Some records
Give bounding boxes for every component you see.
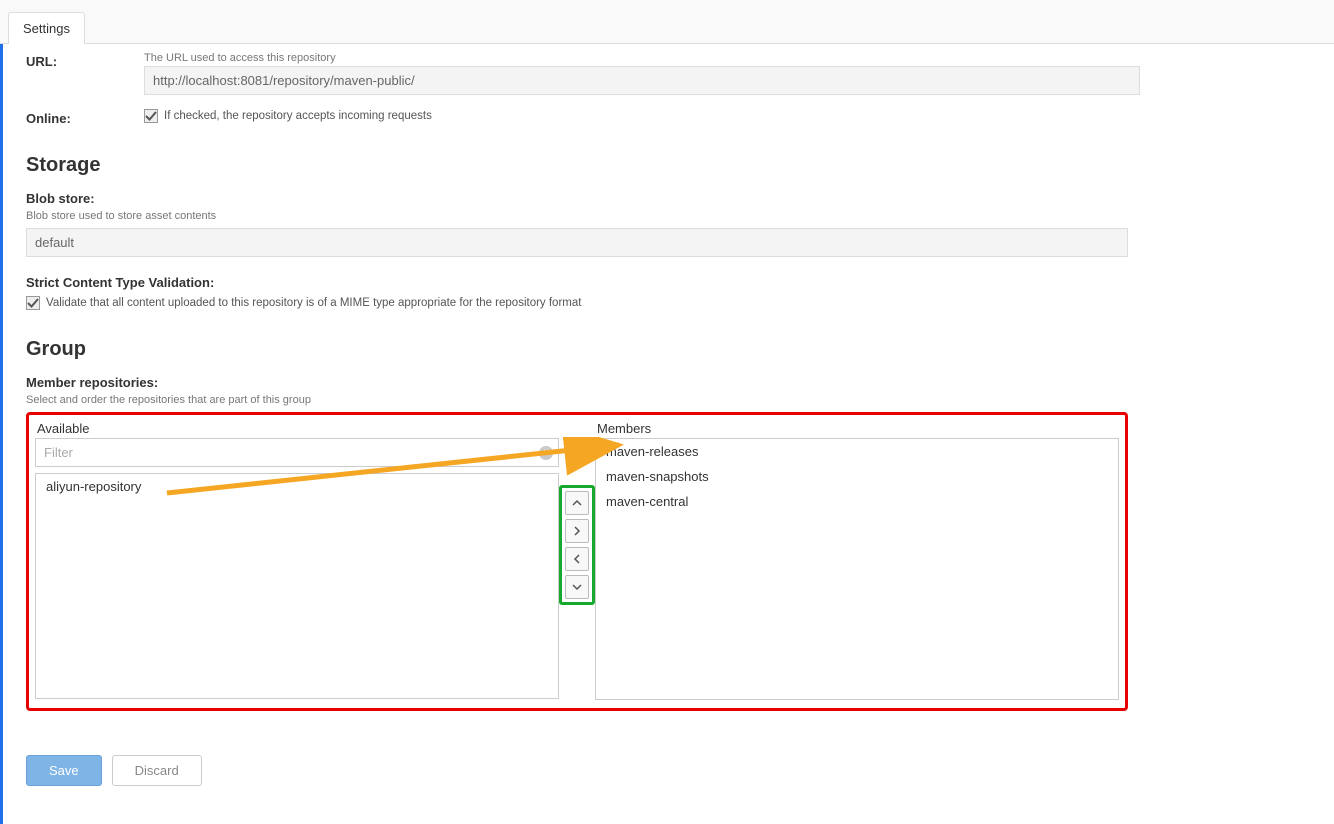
discard-button[interactable]: Discard xyxy=(112,755,202,786)
member-repos-hint: Select and order the repositories that a… xyxy=(26,394,1128,406)
available-listbox[interactable]: aliyun-repository xyxy=(35,473,559,699)
tab-settings[interactable]: Settings xyxy=(8,12,85,44)
members-panel: Members maven-releasesmaven-snapshotsmav… xyxy=(595,421,1119,700)
clear-filter-icon[interactable]: × xyxy=(539,446,553,460)
add-to-members-button[interactable] xyxy=(565,519,589,543)
online-label: Online: xyxy=(26,109,144,126)
strict-label: Strict Content Type Validation: xyxy=(26,275,1128,290)
list-item[interactable]: maven-releases xyxy=(596,439,1118,464)
url-input xyxy=(144,66,1140,95)
blob-store-input xyxy=(26,228,1128,257)
online-checkbox[interactable] xyxy=(144,109,158,123)
available-filter-input[interactable] xyxy=(35,438,559,467)
chevron-right-icon xyxy=(572,526,582,536)
available-title: Available xyxy=(35,421,559,436)
blob-store-hint: Blob store used to store asset contents xyxy=(26,210,1128,222)
members-listbox[interactable]: maven-releasesmaven-snapshotsmaven-centr… xyxy=(595,438,1119,700)
member-repos-label: Member repositories: xyxy=(26,375,1128,390)
available-panel: Available × aliyun-repository xyxy=(35,421,559,700)
url-label: URL: xyxy=(26,52,144,69)
url-hint: The URL used to access this repository xyxy=(144,52,1140,64)
chevron-down-icon xyxy=(572,582,582,592)
chevron-up-icon xyxy=(572,498,582,508)
move-up-button[interactable] xyxy=(565,491,589,515)
move-down-button[interactable] xyxy=(565,575,589,599)
blob-store-label: Blob store: xyxy=(26,191,1128,206)
strict-checkbox[interactable] xyxy=(26,296,40,310)
top-bar: Settings xyxy=(0,0,1334,44)
form-buttons: Save Discard xyxy=(26,755,1300,786)
online-field-row: Online: If checked, the repository accep… xyxy=(26,109,1300,126)
content: URL: The URL used to access this reposit… xyxy=(0,52,1300,806)
group-box: Available × aliyun-repository xyxy=(26,412,1128,711)
remove-from-members-button[interactable] xyxy=(565,547,589,571)
online-hint: If checked, the repository accepts incom… xyxy=(164,110,432,122)
transfer-controls xyxy=(559,485,595,605)
list-item[interactable]: maven-central xyxy=(596,489,1118,514)
list-item[interactable]: aliyun-repository xyxy=(36,474,558,499)
check-icon xyxy=(27,297,39,309)
strict-hint: Validate that all content uploaded to th… xyxy=(46,297,581,309)
save-button[interactable]: Save xyxy=(26,755,102,786)
storage-heading: Storage xyxy=(26,154,1300,177)
group-heading: Group xyxy=(26,338,1300,361)
chevron-left-icon xyxy=(572,554,582,564)
list-item[interactable]: maven-snapshots xyxy=(596,464,1118,489)
check-icon xyxy=(145,110,157,122)
url-field-row: URL: The URL used to access this reposit… xyxy=(26,52,1300,95)
members-title: Members xyxy=(595,421,1119,436)
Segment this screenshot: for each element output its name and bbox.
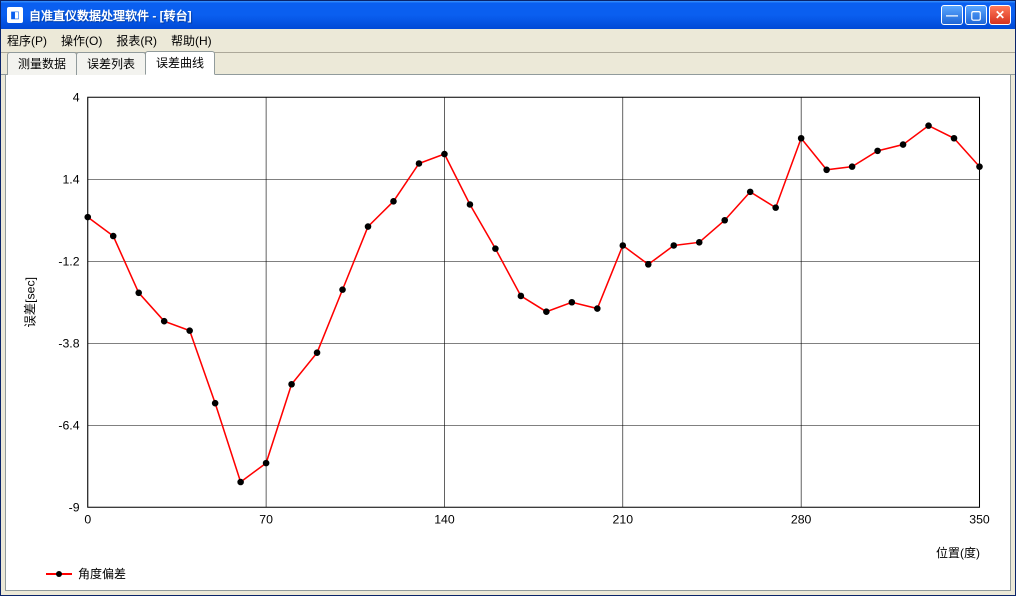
svg-text:280: 280 <box>791 513 812 527</box>
menu-report[interactable]: 报表(R) <box>116 32 157 49</box>
svg-text:-1.2: -1.2 <box>58 254 79 268</box>
svg-text:误差[sec]: 误差[sec] <box>23 277 37 328</box>
svg-text:-6.4: -6.4 <box>58 418 79 432</box>
svg-text:1.4: 1.4 <box>62 172 79 186</box>
menu-help[interactable]: 帮助(H) <box>171 32 212 49</box>
menu-program[interactable]: 程序(P) <box>7 32 47 49</box>
svg-text:140: 140 <box>434 513 455 527</box>
svg-text:70: 70 <box>259 513 273 527</box>
svg-text:4: 4 <box>73 90 80 104</box>
tab-measure-data[interactable]: 测量数据 <box>7 52 77 75</box>
app-icon: ◧ <box>7 7 23 23</box>
close-button[interactable]: ✕ <box>989 5 1011 25</box>
svg-text:-9: -9 <box>69 500 80 514</box>
error-curve-chart: 0 70 140 210 280 350 -9 -6.4 -3.8 -1.2 1.4 4 误差[sec] <box>16 83 1000 542</box>
window-controls: — ▢ ✕ <box>941 5 1011 25</box>
x-axis-label: 位置(度) <box>16 544 1000 561</box>
tab-error-curve[interactable]: 误差曲线 <box>145 51 215 75</box>
legend-label: 角度偏差 <box>78 565 126 582</box>
minimize-button[interactable]: — <box>941 5 963 25</box>
chart-area: 0 70 140 210 280 350 -9 -6.4 -3.8 -1.2 1.4 4 误差[sec]… <box>16 83 1000 582</box>
maximize-button[interactable]: ▢ <box>965 5 987 25</box>
menubar: 程序(P) 操作(O) 报表(R) 帮助(H) <box>1 29 1015 53</box>
svg-text:0: 0 <box>84 513 91 527</box>
window-title: 自准直仪数据处理软件 - [转台] <box>29 7 941 24</box>
menu-operate[interactable]: 操作(O) <box>61 32 102 49</box>
tab-strip: 测量数据 误差列表 误差曲线 <box>1 53 1015 75</box>
svg-text:210: 210 <box>613 513 634 527</box>
legend-swatch-icon <box>46 573 72 575</box>
titlebar[interactable]: ◧ 自准直仪数据处理软件 - [转台] — ▢ ✕ <box>1 1 1015 29</box>
tab-content: 0 70 140 210 280 350 -9 -6.4 -3.8 -1.2 1.4 4 误差[sec]… <box>5 75 1011 591</box>
chart-legend: 角度偏差 <box>46 565 1000 582</box>
app-window: ◧ 自准直仪数据处理软件 - [转台] — ▢ ✕ 程序(P) 操作(O) 报表… <box>0 0 1016 596</box>
tab-error-list[interactable]: 误差列表 <box>76 52 146 75</box>
svg-text:350: 350 <box>969 513 990 527</box>
svg-text:-3.8: -3.8 <box>58 336 79 350</box>
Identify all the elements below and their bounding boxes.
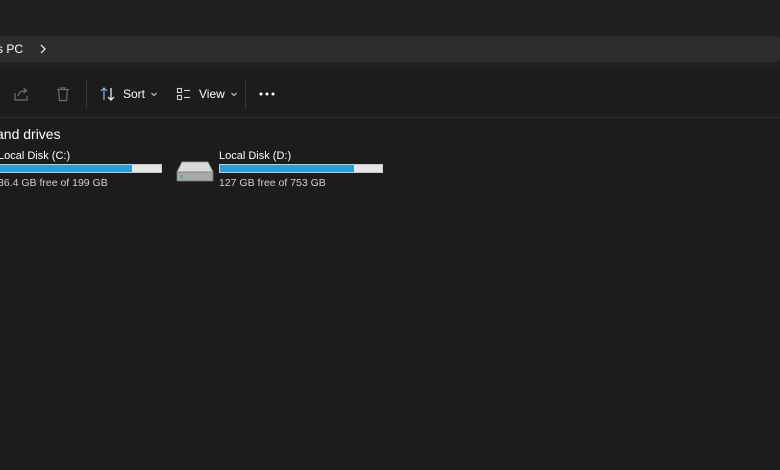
drive-usage-fill (220, 165, 355, 172)
sort-button[interactable]: Sort (99, 80, 159, 108)
more-icon (259, 92, 275, 96)
view-button[interactable]: View (175, 80, 239, 108)
drive-name: Local Disk (D:) (219, 150, 292, 162)
address-bar: s PC (0, 28, 780, 70)
drive-c[interactable]: Local Disk (C:) 36.4 GB free of 199 GB (0, 148, 168, 192)
delete-button[interactable] (54, 80, 72, 108)
sort-icon (100, 87, 115, 101)
share-button[interactable] (12, 80, 30, 108)
drive-name: Local Disk (C:) (0, 150, 71, 162)
drive-usage-bar (219, 164, 383, 173)
chevron-down-icon (230, 92, 237, 97)
title-bar (0, 0, 780, 28)
chevron-right-icon[interactable] (37, 43, 49, 55)
hard-drive-icon[interactable] (176, 160, 214, 182)
view-icon (176, 87, 190, 101)
command-bar: Sort View (0, 70, 780, 118)
sort-label: Sort (123, 87, 146, 101)
address-field[interactable]: s PC (0, 36, 780, 62)
drive-d[interactable]: Local Disk (D:) 127 GB free of 753 GB (219, 148, 389, 192)
drive-usage-fill (0, 165, 132, 172)
section-title-devices-and-drives: and drives (0, 126, 61, 142)
toolbar-separator (245, 80, 246, 108)
drive-free-space: 127 GB free of 753 GB (219, 177, 326, 189)
share-icon (14, 87, 28, 101)
chevron-down-icon (151, 92, 157, 97)
drive-free-space: 36.4 GB free of 199 GB (0, 177, 108, 189)
breadcrumb-this-pc[interactable]: s PC (0, 36, 23, 62)
toolbar-separator (86, 80, 87, 108)
view-label: View (199, 87, 225, 101)
drive-usage-bar (0, 164, 162, 173)
trash-icon (57, 87, 69, 102)
more-options-button[interactable] (257, 80, 277, 108)
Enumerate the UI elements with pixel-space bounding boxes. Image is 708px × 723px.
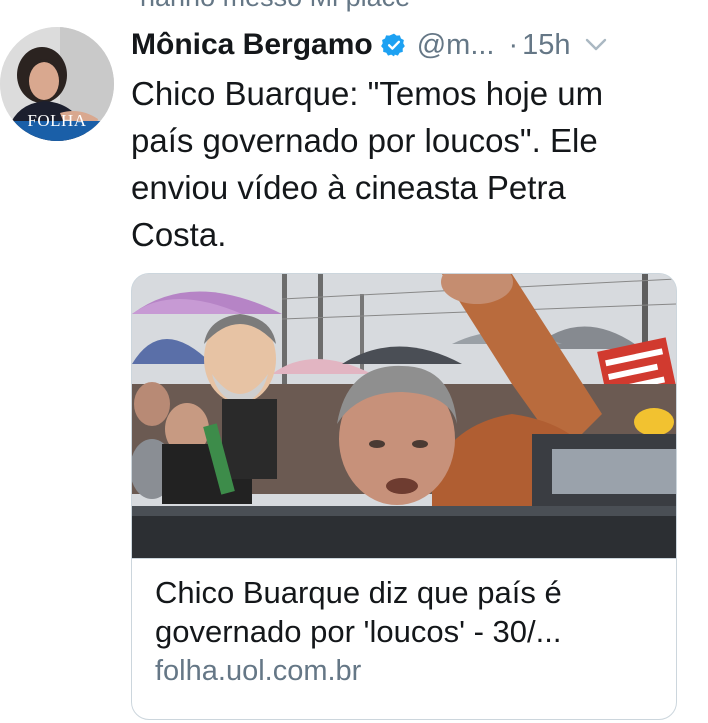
tweet-text-line: enviou vídeo à cineasta Petra — [131, 169, 566, 206]
display-name[interactable]: Mônica Bergamo — [131, 28, 373, 62]
tweet-header: Mônica Bergamo @m... · 15h — [131, 24, 691, 66]
tweet-text-line: Costa. — [131, 216, 227, 253]
chevron-down-icon[interactable] — [585, 38, 607, 52]
tweet-text-line: Chico Buarque: "Temos hoje um — [131, 75, 604, 112]
card-title: Chico Buarque diz que país é governado p… — [155, 573, 660, 651]
tweet-text: Chico Buarque: "Temos hoje um país gover… — [131, 70, 671, 258]
avatar[interactable]: FOLHA — [0, 27, 114, 141]
card-image[interactable] — [132, 274, 676, 558]
photo-crowd-in-rain — [132, 274, 676, 558]
card-domain: folha.uol.com.br — [155, 655, 362, 687]
separator-dot: · — [508, 28, 519, 61]
card-title-line: Chico Buarque diz que país é — [155, 575, 562, 610]
link-preview-card[interactable]: Chico Buarque diz que país é governado p… — [131, 273, 677, 720]
user-handle[interactable]: @m... — [417, 29, 495, 62]
card-body[interactable]: Chico Buarque diz que país é governado p… — [132, 558, 676, 719]
tweet-timestamp[interactable]: 15h — [522, 29, 570, 62]
avatar-label: FOLHA — [27, 111, 87, 130]
tweet-text-line: país governado por loucos". Ele — [131, 122, 598, 159]
verified-badge-icon — [380, 32, 407, 58]
card-title-line: governado por 'loucos' - 30/... — [155, 614, 562, 649]
social-context-text: hanno messo Mi place — [140, 0, 410, 13]
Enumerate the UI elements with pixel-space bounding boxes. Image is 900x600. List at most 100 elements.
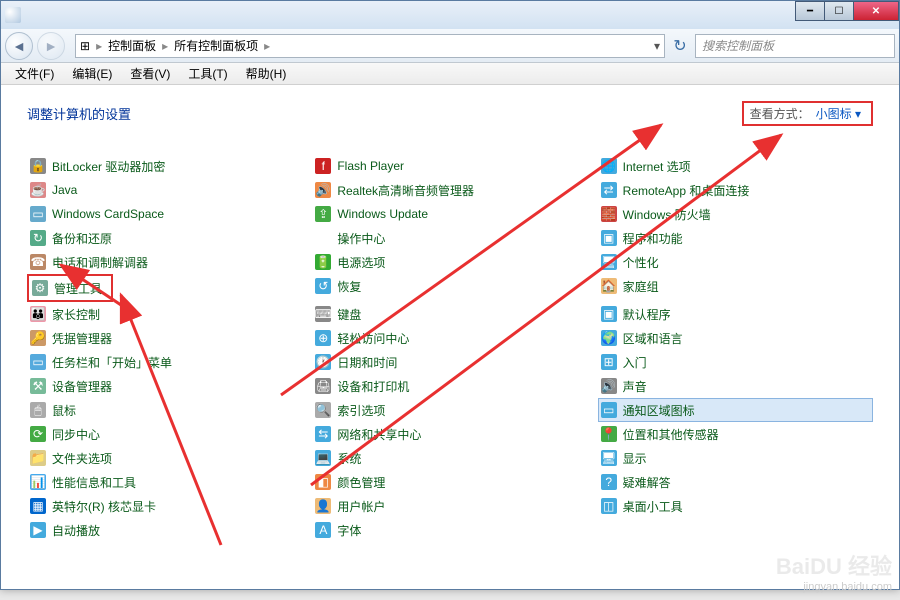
item-icon: 🔊 [601, 378, 617, 394]
control-panel-item[interactable]: ⊞入门 [598, 350, 873, 374]
item-label: 声音 [623, 378, 647, 395]
control-panel-items: 🔒BitLocker 驱动器加密 fFlash Player 🌐Internet 选… [27, 154, 873, 542]
breadcrumb[interactable]: ⊞ ▸ 控制面板 ▸ 所有控制面板项 ▸ ▾ [75, 34, 665, 58]
item-icon: ▭ [601, 402, 617, 418]
control-panel-item[interactable]: 👤用户帐户 [312, 494, 587, 518]
control-panel-item[interactable]: ?疑难解答 [598, 470, 873, 494]
item-label: 电源选项 [337, 254, 385, 271]
item-icon: ☎ [30, 254, 46, 270]
control-panel-item[interactable]: 💻系统 [312, 446, 587, 470]
control-panel-item[interactable]: 🌐Internet 选项 [598, 154, 873, 178]
control-panel-item[interactable]: A字体 [312, 518, 587, 542]
menu-help[interactable]: 帮助(H) [238, 63, 295, 84]
system-icon: ⊞ [80, 39, 90, 53]
item-icon: ▦ [30, 498, 46, 514]
control-panel-item[interactable]: ▣ 程序和功能 [598, 226, 873, 250]
menu-view[interactable]: 查看(V) [122, 63, 178, 84]
control-panel-item[interactable]: ⊕轻松访问中心 [312, 326, 587, 350]
refresh-button[interactable]: ↻ [669, 35, 691, 57]
menu-file[interactable]: 文件(F) [7, 63, 62, 84]
item-icon: 🌐 [601, 158, 617, 174]
watermark-brand: BaiDU 经验 [776, 554, 892, 580]
control-panel-item[interactable]: ▭任务栏和「开始」菜单 [27, 350, 302, 374]
breadcrumb-sep[interactable]: ▸ [264, 39, 270, 53]
control-panel-item[interactable]: 👪家长控制 [27, 302, 302, 326]
item-label: 疑难解答 [623, 474, 671, 491]
control-panel-item[interactable]: 🕐日期和时间 [312, 350, 587, 374]
item-label: 入门 [623, 354, 647, 371]
item-icon: ⇄ [601, 182, 617, 198]
control-panel-item[interactable]: ◫桌面小工具 [598, 494, 873, 518]
control-panel-item[interactable]: ▣默认程序 [598, 302, 873, 326]
item-icon: ▭ [30, 206, 46, 222]
item-label: 程序和功能 [623, 230, 683, 247]
control-panel-item[interactable]: ↻备份和还原 [27, 226, 302, 250]
control-panel-item[interactable]: 🏠家庭组 [598, 274, 873, 298]
control-panel-item[interactable]: ⌨键盘 [312, 302, 587, 326]
watermark: BaiDU 经验 jingyan.baidu.com [776, 554, 892, 594]
item-label: Realtek高清晰音频管理器 [337, 182, 474, 199]
control-panel-item[interactable]: 🧱Windows 防火墙 [598, 202, 873, 226]
control-panel-item[interactable]: ⇄RemoteApp 和桌面连接 [598, 178, 873, 202]
control-panel-item[interactable]: ⚒ 设备管理器 [27, 374, 302, 398]
item-label: 日期和时间 [337, 354, 397, 371]
control-panel-item[interactable]: ▭Windows CardSpace [27, 202, 302, 226]
control-panel-item[interactable]: 🌍区域和语言 [598, 326, 873, 350]
breadcrumb-sep[interactable]: ▸ [96, 39, 102, 53]
control-panel-item[interactable]: 🔊Realtek高清晰音频管理器 [312, 178, 587, 202]
item-icon: ▣ [601, 230, 617, 246]
control-panel-item[interactable]: 🖨设备和打印机 [312, 374, 587, 398]
control-panel-item[interactable]: 🔋电源选项 [312, 250, 587, 274]
control-panel-item[interactable]: 📍位置和其他传感器 [598, 422, 873, 446]
minimize-button[interactable]: ━ [795, 1, 825, 21]
view-mode-combo[interactable]: 小图标 ▾ [816, 105, 861, 122]
search-input[interactable]: 搜索控制面板 [695, 34, 895, 58]
control-panel-item[interactable]: 🔑凭据管理器 [27, 326, 302, 350]
control-panel-item[interactable]: ☎电话和调制解调器 [27, 250, 302, 274]
control-panel-item[interactable]: ⚑操作中心 [312, 226, 587, 250]
back-button[interactable]: ◄ [5, 32, 33, 60]
control-panel-item[interactable]: 🖥显示 [598, 446, 873, 470]
close-button[interactable]: ✕ [853, 1, 899, 21]
control-panel-item[interactable]: 🔒BitLocker 驱动器加密 [27, 154, 302, 178]
item-label: 凭据管理器 [52, 330, 112, 347]
menu-edit[interactable]: 编辑(E) [64, 63, 120, 84]
control-panel-item[interactable]: ⇪Windows Update [312, 202, 587, 226]
control-panel-item[interactable]: 🔍索引选项 [312, 398, 587, 422]
control-panel-item[interactable]: 📁文件夹选项 [27, 446, 302, 470]
control-panel-item[interactable]: fFlash Player [312, 154, 587, 178]
control-panel-item[interactable]: ▭ 通知区域图标 [598, 398, 873, 422]
breadcrumb-dropdown[interactable]: ▾ [654, 39, 660, 53]
control-panel-item[interactable]: ⟳同步中心 [27, 422, 302, 446]
breadcrumb-part[interactable]: 所有控制面板项 [174, 37, 258, 54]
item-icon: ▣ [601, 306, 617, 322]
item-label: 通知区域图标 [623, 402, 695, 419]
control-panel-item[interactable]: 🔊 声音 [598, 374, 873, 398]
item-icon: ⚒ [30, 378, 46, 394]
item-label: 设备管理器 [52, 378, 112, 395]
maximize-button[interactable]: ☐ [824, 1, 854, 21]
item-label: 个性化 [623, 254, 659, 271]
control-panel-item[interactable]: ▦英特尔(R) 核芯显卡 [27, 494, 302, 518]
control-panel-item[interactable]: ⇆网络和共享中心 [312, 422, 587, 446]
breadcrumb-sep[interactable]: ▸ [162, 39, 168, 53]
item-label: 轻松访问中心 [337, 330, 409, 347]
control-panel-item[interactable]: ⚙管理工具 [29, 276, 105, 300]
item-label: 区域和语言 [623, 330, 683, 347]
item-highlight: ⚙管理工具 [27, 274, 113, 302]
menu-tools[interactable]: 工具(T) [180, 63, 235, 84]
forward-button[interactable]: ► [37, 32, 65, 60]
control-panel-item[interactable]: ◧颜色管理 [312, 470, 587, 494]
item-icon: ⚑ [315, 230, 331, 246]
item-icon: ◧ [315, 474, 331, 490]
control-panel-item[interactable]: 📊性能信息和工具 [27, 470, 302, 494]
item-label: 字体 [337, 522, 361, 539]
breadcrumb-part[interactable]: 控制面板 [108, 37, 156, 54]
item-label: 任务栏和「开始」菜单 [52, 354, 172, 371]
app-icon [5, 7, 21, 23]
control-panel-item[interactable]: 🖱鼠标 [27, 398, 302, 422]
control-panel-item[interactable]: ☕Java [27, 178, 302, 202]
control-panel-item[interactable]: ▶自动播放 [27, 518, 302, 542]
control-panel-item[interactable]: ↺恢复 [312, 274, 587, 298]
control-panel-item[interactable]: 🖥个性化 [598, 250, 873, 274]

TASK TO COMPLETE => Arrange the lines of the data above, from the line with "drive-usage-fill (220, 165, 355, 172)" up to and including the line with "share-button[interactable] (12, 80, 30, 108)", as a JSON list of strings, one string per line, leaving out any blank lines.

EXERCISE OUTPUT =>
[
  "drive-usage-fill (220, 165, 355, 172)",
  "sort-button[interactable]: Sort (99, 80, 159, 108)",
  "more-icon (259, 92, 275, 96)",
  "view-button[interactable]: View (175, 80, 239, 108)",
  "drive-name: Local Disk (D:) (219, 150, 292, 162)",
  "address-bar: s PC (0, 28, 780, 70)",
  "drive-c[interactable]: Local Disk (C:) 36.4 GB free of 199 GB (0, 148, 168, 192)",
  "delete-button[interactable] (54, 80, 72, 108)",
  "sort-icon (100, 87, 115, 101)",
  "share-button[interactable] (12, 80, 30, 108)"
]